Print out the material that follows word for word.
*** Data for processing ***
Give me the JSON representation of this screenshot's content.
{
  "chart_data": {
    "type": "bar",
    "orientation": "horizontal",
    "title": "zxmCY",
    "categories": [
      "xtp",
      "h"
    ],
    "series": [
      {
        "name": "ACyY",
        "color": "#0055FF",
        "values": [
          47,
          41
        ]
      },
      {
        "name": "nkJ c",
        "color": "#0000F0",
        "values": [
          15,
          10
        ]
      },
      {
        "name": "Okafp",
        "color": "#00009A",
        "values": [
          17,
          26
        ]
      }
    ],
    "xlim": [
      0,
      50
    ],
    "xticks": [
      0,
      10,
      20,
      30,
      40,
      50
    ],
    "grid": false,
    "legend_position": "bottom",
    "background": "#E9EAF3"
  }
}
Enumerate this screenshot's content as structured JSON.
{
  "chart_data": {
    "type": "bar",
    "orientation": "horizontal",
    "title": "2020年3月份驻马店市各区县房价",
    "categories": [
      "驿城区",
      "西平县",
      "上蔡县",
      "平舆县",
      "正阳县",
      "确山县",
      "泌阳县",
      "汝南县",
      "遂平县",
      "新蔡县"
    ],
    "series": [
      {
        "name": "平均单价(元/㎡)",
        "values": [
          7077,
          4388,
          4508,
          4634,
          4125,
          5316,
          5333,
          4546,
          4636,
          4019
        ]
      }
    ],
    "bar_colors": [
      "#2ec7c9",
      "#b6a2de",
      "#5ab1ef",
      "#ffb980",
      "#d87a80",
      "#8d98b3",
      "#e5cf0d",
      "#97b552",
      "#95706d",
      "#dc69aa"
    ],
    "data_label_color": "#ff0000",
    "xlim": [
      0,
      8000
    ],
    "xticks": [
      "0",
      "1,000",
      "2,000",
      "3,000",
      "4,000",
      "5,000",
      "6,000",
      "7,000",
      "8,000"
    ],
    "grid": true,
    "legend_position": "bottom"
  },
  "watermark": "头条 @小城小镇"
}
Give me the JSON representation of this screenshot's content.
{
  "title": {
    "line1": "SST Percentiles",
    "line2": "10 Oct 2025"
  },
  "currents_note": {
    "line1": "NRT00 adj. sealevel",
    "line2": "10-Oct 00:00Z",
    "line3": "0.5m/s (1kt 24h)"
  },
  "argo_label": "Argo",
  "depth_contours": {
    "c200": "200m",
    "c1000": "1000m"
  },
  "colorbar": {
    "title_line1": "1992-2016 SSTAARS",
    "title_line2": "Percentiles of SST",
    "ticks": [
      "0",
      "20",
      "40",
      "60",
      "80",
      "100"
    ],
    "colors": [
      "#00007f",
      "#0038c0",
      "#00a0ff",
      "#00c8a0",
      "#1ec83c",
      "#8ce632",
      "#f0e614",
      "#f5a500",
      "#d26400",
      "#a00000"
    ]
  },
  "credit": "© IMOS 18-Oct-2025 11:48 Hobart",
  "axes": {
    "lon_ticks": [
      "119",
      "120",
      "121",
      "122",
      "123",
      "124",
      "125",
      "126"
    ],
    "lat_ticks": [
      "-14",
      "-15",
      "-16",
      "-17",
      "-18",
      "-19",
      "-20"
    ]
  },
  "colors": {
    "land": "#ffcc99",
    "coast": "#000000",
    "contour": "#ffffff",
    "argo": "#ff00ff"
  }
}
***
▶ [Exercise result]
Give me the JSON representation of this screenshot's content.
{
  "chart_data": {
    "type": "bar",
    "orientation": "horizontal",
    "title": "zxmCY",
    "categories": [
      "xtp",
      "h"
    ],
    "series": [
      {
        "name": "ACyY",
        "color": "#0055FF",
        "values": [
          47,
          41
        ]
      },
      {
        "name": "nkJ c",
        "color": "#0000F0",
        "values": [
          15,
          10
        ]
      },
      {
        "name": "Okafp",
        "color": "#00009A",
        "values": [
          17,
          26
        ]
      }
    ],
    "xlim": [
      0,
      50
    ],
    "xticks": [
      0,
      10,
      20,
      30,
      40,
      50
    ],
    "grid": false,
    "legend_position": "bottom",
    "background": "#E9EAF3"
  }
}
Enumerate this screenshot's content as structured JSON.
{
  "chart_data": {
    "type": "bar",
    "orientation": "horizontal",
    "title": "2020年3月份驻马店市各区县房价",
    "categories": [
      "驿城区",
      "西平县",
      "上蔡县",
      "平舆县",
      "正阳县",
      "确山县",
      "泌阳县",
      "汝南县",
      "遂平县",
      "新蔡县"
    ],
    "series": [
      {
        "name": "平均单价(元/㎡)",
        "values": [
          7077,
          4388,
          4508,
          4634,
          4125,
          5316,
          5333,
          4546,
          4636,
          4019
        ]
      }
    ],
    "bar_colors": [
      "#2ec7c9",
      "#b6a2de",
      "#5ab1ef",
      "#ffb980",
      "#d87a80",
      "#8d98b3",
      "#e5cf0d",
      "#97b552",
      "#95706d",
      "#dc69aa"
    ],
    "data_label_color": "#ff0000",
    "xlim": [
      0,
      8000
    ],
    "xticks": [
      "0",
      "1,000",
      "2,000",
      "3,000",
      "4,000",
      "5,000",
      "6,000",
      "7,000",
      "8,000"
    ],
    "grid": true,
    "legend_position": "bottom"
  },
  "watermark": "头条 @小城小镇"
}
Give me the JSON representation of this screenshot's content.
{
  "title": {
    "line1": "SST Percentiles",
    "line2": "10 Oct 2025"
  },
  "currents_note": {
    "line1": "NRT00 adj. sealevel",
    "line2": "10-Oct 00:00Z",
    "line3": "0.5m/s (1kt 24h)"
  },
  "argo_label": "Argo",
  "depth_contours": {
    "c200": "200m",
    "c1000": "1000m"
  },
  "colorbar": {
    "title_line1": "1992-2016 SSTAARS",
    "title_line2": "Percentiles of SST",
    "ticks": [
      "0",
      "20",
      "40",
      "60",
      "80",
      "100"
    ],
    "colors": [
      "#00007f",
      "#0038c0",
      "#00a0ff",
      "#00c8a0",
      "#1ec83c",
      "#8ce632",
      "#f0e614",
      "#f5a500",
      "#d26400",
      "#a00000"
    ]
  },
  "credit": "© IMOS 18-Oct-2025 11:48 Hobart",
  "axes": {
    "lon_ticks": [
      "119",
      "120",
      "121",
      "122",
      "123",
      "124",
      "125",
      "126"
    ],
    "lat_ticks": [
      "-14",
      "-15",
      "-16",
      "-17",
      "-18",
      "-19",
      "-20"
    ]
  },
  "colors": {
    "land": "#ffcc99",
    "coast": "#000000",
    "contour": "#ffffff",
    "argo": "#ff00ff"
  }
}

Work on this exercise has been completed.